## Exercise details
Transcribe every line of the records verbatim.

## Data in this exercise
+--

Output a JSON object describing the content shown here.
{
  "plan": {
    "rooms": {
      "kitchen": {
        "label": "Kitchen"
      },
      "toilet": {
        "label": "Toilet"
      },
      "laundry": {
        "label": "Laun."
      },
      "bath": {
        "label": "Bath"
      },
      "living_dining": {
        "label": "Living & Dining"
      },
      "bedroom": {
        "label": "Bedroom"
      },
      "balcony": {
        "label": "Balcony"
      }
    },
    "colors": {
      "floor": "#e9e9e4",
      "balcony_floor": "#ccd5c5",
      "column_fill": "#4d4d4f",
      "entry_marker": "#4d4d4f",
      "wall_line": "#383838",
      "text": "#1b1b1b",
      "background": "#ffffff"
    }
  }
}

+--

## The result
Output a JSON object describing the content shown here.
{
  "plan": {
    "rooms": {
      "kitchen": {
        "label": "Kitchen"
      },
      "toilet": {
        "label": "Toilet"
      },
      "laundry": {
        "label": "Laun."
      },
      "bath": {
        "label": "Bath"
      },
      "living_dining": {
        "label": "Living & Dining"
      },
      "bedroom": {
        "label": "Bedroom"
      },
      "balcony": {
        "label": "Balcony"
      }
    },
    "colors": {
      "floor": "#e9e9e4",
      "balcony_floor": "#ccd5c5",
      "column_fill": "#4d4d4f",
      "entry_marker": "#4d4d4f",
      "wall_line": "#383838",
      "text": "#1b1b1b",
      "background": "#ffffff"
    }
  }
}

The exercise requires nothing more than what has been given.